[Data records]
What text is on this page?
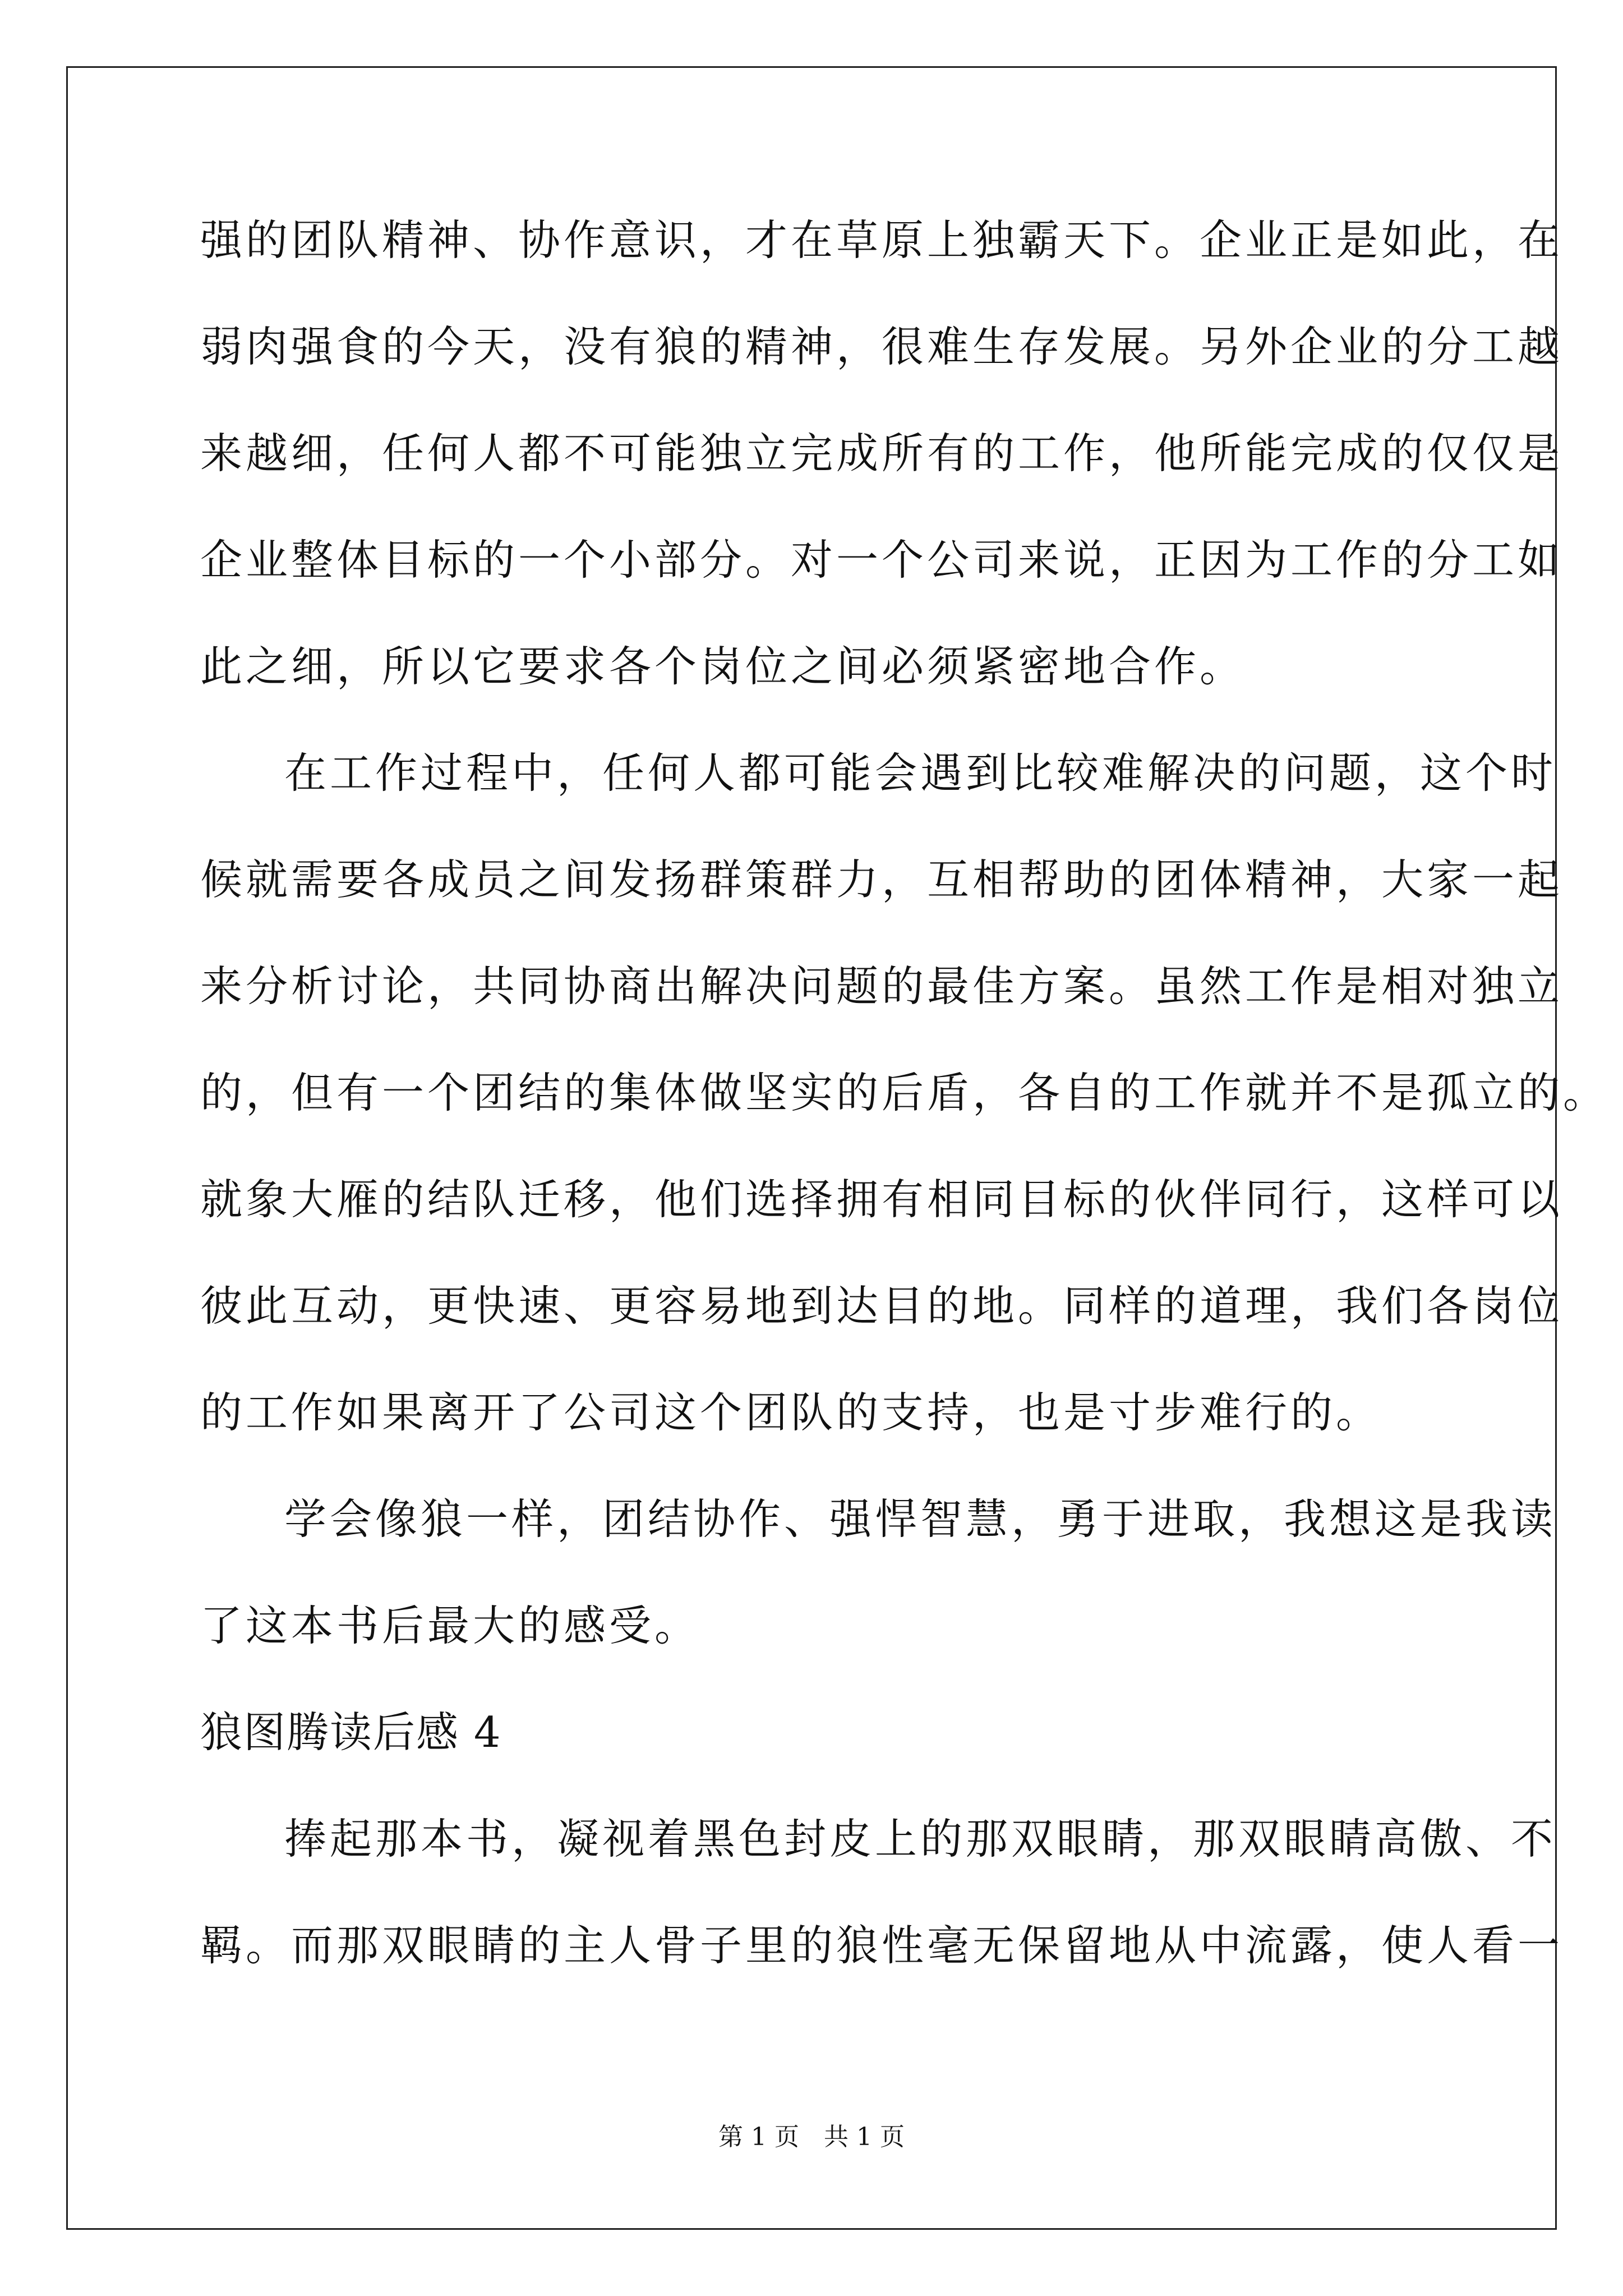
强的团队精神、协作意识，才在草原上独霸天下。企业正是如此，在
弱肉强食的今天，没有狼的精神，很难生存发展。另外企业的分工越
来越细，任何人都不可能独立完成所有的工作，他所能完成的仅仅是
企业整体目标的一个小部分。对一个公司来说，正因为工作的分工如
此之细，所以它要求各个岗位之间必须紧密地合作。
在工作过程中，任何人都可能会遇到比较难解决的问题，这个时
候就需要各成员之间发扬群策群力，互相帮助的团体精神，大家一起
来分析讨论，共同协商出解决问题的最佳方案。虽然工作是相对独立
的，但有一个团结的集体做坚实的后盾，各自的工作就并不是孤立的。
就象大雁的结队迁移，他们选择拥有相同目标的伙伴同行，这样可以
彼此互动，更快速、更容易地到达目的地。同样的道理，我们各岗位
的工作如果离开了公司这个团队的支持，也是寸步难行的。
学会像狼一样，团结协作、强悍智慧，勇于进取，我想这是我读
了这本书后最大的感受。
狼图腾读后感 4
捧起那本书，凝视着黑色封皮上的那双眼睛，那双眼睛高傲、不
羁。而那双眼睛的主人骨子里的狼性毫无保留地从中流露，使人看一
第 1 页　共 1 页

■ WHAT YOU ARE ASKED TO DO ■
Leave out the pictures and output the rest of the material exactly as written.

■ PROBLEM SOLUTION ■
What text is on this page?
强的团队精神、协作意识，才在草原上独霸天下。企业正是如此，在
弱肉强食的今天，没有狼的精神，很难生存发展。另外企业的分工越
来越细，任何人都不可能独立完成所有的工作，他所能完成的仅仅是
企业整体目标的一个小部分。对一个公司来说，正因为工作的分工如
此之细，所以它要求各个岗位之间必须紧密地合作。
在工作过程中，任何人都可能会遇到比较难解决的问题，这个时
候就需要各成员之间发扬群策群力，互相帮助的团体精神，大家一起
来分析讨论，共同协商出解决问题的最佳方案。虽然工作是相对独立
的，但有一个团结的集体做坚实的后盾，各自的工作就并不是孤立的。
就象大雁的结队迁移，他们选择拥有相同目标的伙伴同行，这样可以
彼此互动，更快速、更容易地到达目的地。同样的道理，我们各岗位
的工作如果离开了公司这个团队的支持，也是寸步难行的。
学会像狼一样，团结协作、强悍智慧，勇于进取，我想这是我读
了这本书后最大的感受。
狼图腾读后感 4
捧起那本书，凝视着黑色封皮上的那双眼睛，那双眼睛高傲、不
羁。而那双眼睛的主人骨子里的狼性毫无保留地从中流露，使人看一
第 1 页　共 1 页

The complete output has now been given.